## [TASK DETAILS]
Gather up every line that includes the string "document".

═══ GIVEN INFORMATION

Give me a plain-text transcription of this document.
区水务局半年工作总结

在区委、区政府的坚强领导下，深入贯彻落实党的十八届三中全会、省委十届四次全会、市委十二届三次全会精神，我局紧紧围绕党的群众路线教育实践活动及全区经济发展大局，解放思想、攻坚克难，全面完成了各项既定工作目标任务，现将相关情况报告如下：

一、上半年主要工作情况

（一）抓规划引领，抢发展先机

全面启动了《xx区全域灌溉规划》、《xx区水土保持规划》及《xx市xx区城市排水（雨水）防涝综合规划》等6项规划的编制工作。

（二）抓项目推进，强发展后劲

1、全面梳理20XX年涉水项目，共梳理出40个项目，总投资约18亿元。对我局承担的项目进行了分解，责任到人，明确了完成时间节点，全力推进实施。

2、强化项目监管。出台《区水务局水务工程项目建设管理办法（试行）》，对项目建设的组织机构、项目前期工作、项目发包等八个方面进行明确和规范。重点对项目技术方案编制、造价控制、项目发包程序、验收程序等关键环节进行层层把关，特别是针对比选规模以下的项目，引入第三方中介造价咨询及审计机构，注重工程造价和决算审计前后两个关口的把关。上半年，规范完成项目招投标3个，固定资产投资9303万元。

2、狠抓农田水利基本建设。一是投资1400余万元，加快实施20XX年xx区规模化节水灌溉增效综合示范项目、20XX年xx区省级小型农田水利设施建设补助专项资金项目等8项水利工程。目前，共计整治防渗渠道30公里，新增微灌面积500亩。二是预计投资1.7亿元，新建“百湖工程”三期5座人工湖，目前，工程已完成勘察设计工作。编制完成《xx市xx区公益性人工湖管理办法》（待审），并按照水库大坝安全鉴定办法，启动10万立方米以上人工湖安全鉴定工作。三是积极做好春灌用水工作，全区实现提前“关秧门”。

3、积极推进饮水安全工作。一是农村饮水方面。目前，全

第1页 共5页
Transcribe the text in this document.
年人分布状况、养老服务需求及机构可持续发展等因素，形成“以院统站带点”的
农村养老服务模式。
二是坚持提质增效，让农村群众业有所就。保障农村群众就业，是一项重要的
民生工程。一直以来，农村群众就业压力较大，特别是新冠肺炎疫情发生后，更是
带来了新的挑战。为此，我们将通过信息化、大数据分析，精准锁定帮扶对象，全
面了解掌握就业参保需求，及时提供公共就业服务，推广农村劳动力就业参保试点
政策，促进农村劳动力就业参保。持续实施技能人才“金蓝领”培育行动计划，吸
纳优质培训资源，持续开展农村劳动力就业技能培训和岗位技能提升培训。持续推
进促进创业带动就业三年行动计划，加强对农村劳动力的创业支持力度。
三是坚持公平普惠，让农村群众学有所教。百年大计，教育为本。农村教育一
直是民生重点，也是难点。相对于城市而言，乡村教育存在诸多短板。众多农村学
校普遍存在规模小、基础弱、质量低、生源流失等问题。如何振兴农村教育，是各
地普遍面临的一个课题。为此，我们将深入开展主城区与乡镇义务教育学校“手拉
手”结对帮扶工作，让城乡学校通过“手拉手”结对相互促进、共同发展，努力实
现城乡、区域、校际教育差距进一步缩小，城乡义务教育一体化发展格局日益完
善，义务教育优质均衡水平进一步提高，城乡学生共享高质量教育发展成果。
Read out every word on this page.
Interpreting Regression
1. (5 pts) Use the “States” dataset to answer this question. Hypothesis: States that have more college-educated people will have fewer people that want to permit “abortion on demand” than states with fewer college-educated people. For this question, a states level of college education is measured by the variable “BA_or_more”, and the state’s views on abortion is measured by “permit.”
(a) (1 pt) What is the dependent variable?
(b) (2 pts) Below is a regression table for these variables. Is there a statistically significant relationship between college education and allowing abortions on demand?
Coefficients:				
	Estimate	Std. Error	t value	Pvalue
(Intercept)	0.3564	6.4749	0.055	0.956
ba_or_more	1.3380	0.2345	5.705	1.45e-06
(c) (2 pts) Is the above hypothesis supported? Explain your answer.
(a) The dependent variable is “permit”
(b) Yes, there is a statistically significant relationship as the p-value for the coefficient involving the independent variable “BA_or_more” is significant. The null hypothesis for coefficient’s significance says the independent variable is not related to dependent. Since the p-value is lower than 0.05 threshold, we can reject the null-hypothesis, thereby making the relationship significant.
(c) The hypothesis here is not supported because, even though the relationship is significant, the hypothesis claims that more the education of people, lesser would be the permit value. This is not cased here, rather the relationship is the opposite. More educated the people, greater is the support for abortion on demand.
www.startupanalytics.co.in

══════

## [TASK ANSWER]
Give me a plain-text transcription of this document.
Transcribe the text in this document.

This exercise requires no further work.